# DATA FOR THE TASK:

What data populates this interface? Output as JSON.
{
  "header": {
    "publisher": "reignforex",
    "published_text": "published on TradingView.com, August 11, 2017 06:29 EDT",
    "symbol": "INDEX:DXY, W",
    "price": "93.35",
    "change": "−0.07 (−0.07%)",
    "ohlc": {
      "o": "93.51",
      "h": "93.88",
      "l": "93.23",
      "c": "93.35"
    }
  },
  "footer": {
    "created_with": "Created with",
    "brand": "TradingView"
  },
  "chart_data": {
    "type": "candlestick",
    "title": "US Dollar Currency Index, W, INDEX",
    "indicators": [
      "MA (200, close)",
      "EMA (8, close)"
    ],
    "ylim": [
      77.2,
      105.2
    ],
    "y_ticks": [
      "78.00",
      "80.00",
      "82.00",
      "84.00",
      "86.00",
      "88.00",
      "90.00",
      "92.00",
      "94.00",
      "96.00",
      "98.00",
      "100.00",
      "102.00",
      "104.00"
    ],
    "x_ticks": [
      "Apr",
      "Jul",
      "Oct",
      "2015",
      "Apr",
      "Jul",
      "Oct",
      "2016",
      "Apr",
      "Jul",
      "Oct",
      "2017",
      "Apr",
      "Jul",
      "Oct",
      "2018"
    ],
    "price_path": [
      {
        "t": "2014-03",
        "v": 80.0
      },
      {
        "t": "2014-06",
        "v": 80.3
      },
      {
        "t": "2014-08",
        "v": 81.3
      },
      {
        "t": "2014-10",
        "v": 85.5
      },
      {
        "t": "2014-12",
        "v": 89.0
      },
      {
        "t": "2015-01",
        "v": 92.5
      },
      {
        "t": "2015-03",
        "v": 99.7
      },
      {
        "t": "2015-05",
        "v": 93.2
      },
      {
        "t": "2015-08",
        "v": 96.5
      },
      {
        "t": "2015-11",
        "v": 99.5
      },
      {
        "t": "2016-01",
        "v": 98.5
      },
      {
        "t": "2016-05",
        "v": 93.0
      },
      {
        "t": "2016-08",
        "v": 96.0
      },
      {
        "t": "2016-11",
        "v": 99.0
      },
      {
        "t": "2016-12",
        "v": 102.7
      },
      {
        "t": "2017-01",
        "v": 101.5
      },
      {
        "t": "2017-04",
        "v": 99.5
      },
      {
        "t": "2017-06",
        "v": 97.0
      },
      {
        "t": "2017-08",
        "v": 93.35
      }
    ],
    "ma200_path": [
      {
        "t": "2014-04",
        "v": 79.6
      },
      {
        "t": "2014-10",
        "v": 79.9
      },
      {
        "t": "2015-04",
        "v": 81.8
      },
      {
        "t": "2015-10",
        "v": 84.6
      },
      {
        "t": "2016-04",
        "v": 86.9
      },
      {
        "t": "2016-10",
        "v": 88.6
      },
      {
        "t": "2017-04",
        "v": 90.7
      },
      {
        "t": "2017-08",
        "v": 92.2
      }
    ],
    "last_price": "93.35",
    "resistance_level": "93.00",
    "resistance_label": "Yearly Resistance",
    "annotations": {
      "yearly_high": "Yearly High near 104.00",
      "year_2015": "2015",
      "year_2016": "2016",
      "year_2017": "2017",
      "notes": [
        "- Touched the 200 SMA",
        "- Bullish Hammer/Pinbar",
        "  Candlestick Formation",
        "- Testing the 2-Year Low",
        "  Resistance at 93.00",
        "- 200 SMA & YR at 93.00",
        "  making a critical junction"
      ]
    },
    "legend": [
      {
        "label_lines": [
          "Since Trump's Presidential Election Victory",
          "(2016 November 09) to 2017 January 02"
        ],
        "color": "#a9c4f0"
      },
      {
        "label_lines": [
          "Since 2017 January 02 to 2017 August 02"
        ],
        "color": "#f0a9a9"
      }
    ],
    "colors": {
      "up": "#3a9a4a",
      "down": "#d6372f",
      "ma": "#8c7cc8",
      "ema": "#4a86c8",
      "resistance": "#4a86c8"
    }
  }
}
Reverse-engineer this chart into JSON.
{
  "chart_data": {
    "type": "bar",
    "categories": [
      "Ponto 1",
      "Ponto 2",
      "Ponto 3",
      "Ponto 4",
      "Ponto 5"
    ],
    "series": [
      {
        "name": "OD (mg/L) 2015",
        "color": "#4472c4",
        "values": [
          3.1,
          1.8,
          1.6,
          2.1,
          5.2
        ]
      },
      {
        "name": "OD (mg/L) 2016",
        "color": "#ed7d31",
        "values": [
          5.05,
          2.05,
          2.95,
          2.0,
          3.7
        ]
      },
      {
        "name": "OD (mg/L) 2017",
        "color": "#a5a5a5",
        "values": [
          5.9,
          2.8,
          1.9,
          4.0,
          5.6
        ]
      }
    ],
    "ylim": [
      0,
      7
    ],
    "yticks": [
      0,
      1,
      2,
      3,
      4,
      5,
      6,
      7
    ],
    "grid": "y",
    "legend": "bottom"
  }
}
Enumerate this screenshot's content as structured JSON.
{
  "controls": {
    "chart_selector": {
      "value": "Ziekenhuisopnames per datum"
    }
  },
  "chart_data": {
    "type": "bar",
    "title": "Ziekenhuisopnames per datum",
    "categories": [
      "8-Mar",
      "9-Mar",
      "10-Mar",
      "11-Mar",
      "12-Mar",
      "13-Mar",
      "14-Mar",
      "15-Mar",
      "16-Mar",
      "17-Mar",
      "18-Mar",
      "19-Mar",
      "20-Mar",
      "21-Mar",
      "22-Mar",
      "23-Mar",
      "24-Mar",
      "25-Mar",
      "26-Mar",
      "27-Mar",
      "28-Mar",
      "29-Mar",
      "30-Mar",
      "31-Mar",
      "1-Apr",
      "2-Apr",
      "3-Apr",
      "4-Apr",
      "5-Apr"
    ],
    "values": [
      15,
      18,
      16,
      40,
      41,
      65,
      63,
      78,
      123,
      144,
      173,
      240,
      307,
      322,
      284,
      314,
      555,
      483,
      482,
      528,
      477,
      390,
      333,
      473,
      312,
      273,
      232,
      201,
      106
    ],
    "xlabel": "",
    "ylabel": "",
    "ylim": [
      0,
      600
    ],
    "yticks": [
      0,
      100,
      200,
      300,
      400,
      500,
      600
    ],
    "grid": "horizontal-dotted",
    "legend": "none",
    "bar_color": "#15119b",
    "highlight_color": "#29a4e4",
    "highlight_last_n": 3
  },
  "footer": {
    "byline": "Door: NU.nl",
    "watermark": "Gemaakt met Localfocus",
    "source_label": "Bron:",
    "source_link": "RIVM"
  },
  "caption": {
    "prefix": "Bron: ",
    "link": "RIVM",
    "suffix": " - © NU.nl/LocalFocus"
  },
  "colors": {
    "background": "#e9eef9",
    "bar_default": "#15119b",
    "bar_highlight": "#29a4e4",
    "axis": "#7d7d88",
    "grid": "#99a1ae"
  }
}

# YOUR OBJECTIVE:
Every line holding "grid" should be copied out.

# EXERCISE SOLUTION:
    "grid": "y",
    "grid": "horizontal-dotted",
    "grid": "#99a1ae"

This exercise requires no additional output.